BEGIN MATERIAL FOR THIS EXERCISE

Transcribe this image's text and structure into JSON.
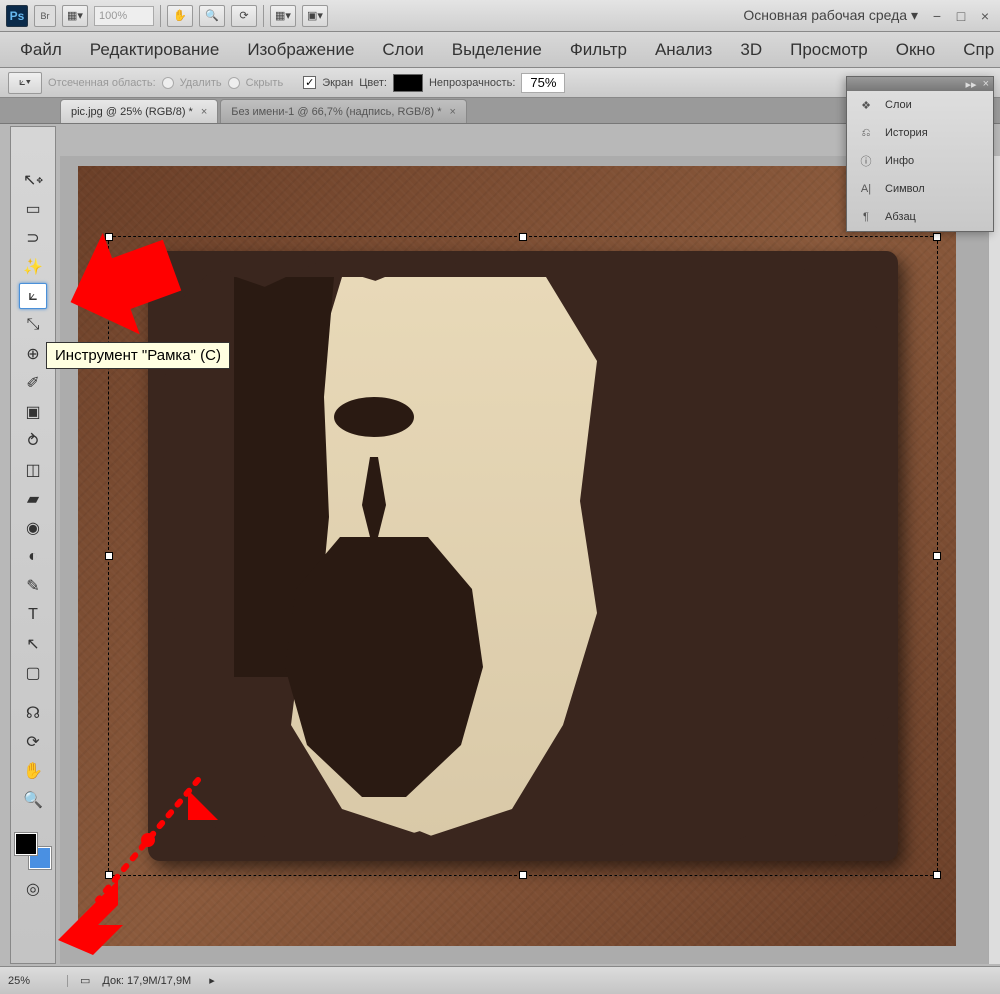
{
  "topbar": {
    "ps": "Ps",
    "br": "Br",
    "zoom": "100%",
    "workspace": "Основная рабочая среда ▾"
  },
  "win": {
    "min": "−",
    "max": "□",
    "close": "×"
  },
  "menu": [
    "Файл",
    "Редактирование",
    "Изображение",
    "Слои",
    "Выделение",
    "Фильтр",
    "Анализ",
    "3D",
    "Просмотр",
    "Окно",
    "Спра"
  ],
  "options": {
    "crop_label": "Отсеченная область:",
    "delete": "Удалить",
    "hide": "Скрыть",
    "screen": "Экран",
    "color": "Цвет:",
    "opacity": "Непрозрачность:",
    "opacity_val": "75%"
  },
  "tabs": [
    {
      "label": "pic.jpg @ 25% (RGB/8) *",
      "active": true
    },
    {
      "label": "Без имени-1 @ 66,7% (надпись, RGB/8) *",
      "active": false
    }
  ],
  "panel": {
    "items": [
      "Слои",
      "История",
      "Инфо",
      "Символ",
      "Абзац"
    ]
  },
  "status": {
    "zoom": "25%",
    "doc": "Док: 17,9M/17,9M"
  },
  "tooltip": "Инструмент \"Рамка\" (C)",
  "tools": [
    "↖",
    "▭",
    "⊡",
    "✎",
    "✂",
    "👁",
    "✨",
    "⌇",
    "▣",
    "◔",
    "✐",
    "⌫",
    "▰",
    "◉",
    "◐",
    "T",
    "✎",
    "▢",
    "☊",
    "⟳",
    "✋",
    "🔍"
  ]
}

END MATERIAL FOR THIS EXERCISE

DESCRIPTION OF THE TASK
Write out the whole listing exactly, and drop the pictures.

TASK SOLUTION
Transcribe this image's text and structure into JSON.
{
  "topbar": {
    "ps": "Ps",
    "br": "Br",
    "zoom": "100%",
    "workspace": "Основная рабочая среда ▾"
  },
  "win": {
    "min": "−",
    "max": "□",
    "close": "×"
  },
  "menu": [
    "Файл",
    "Редактирование",
    "Изображение",
    "Слои",
    "Выделение",
    "Фильтр",
    "Анализ",
    "3D",
    "Просмотр",
    "Окно",
    "Спра"
  ],
  "options": {
    "crop_label": "Отсеченная область:",
    "delete": "Удалить",
    "hide": "Скрыть",
    "screen": "Экран",
    "color": "Цвет:",
    "opacity": "Непрозрачность:",
    "opacity_val": "75%"
  },
  "tabs": [
    {
      "label": "pic.jpg @ 25% (RGB/8) *",
      "active": true
    },
    {
      "label": "Без имени-1 @ 66,7% (надпись, RGB/8) *",
      "active": false
    }
  ],
  "panel": {
    "items": [
      "Слои",
      "История",
      "Инфо",
      "Символ",
      "Абзац"
    ]
  },
  "status": {
    "zoom": "25%",
    "doc": "Док: 17,9M/17,9M"
  },
  "tooltip": "Инструмент \"Рамка\" (C)",
  "tools": [
    "↖",
    "▭",
    "⊡",
    "✎",
    "✂",
    "👁",
    "✨",
    "⌇",
    "▣",
    "◔",
    "✐",
    "⌫",
    "▰",
    "◉",
    "◐",
    "T",
    "✎",
    "▢",
    "☊",
    "⟳",
    "✋",
    "🔍"
  ]
}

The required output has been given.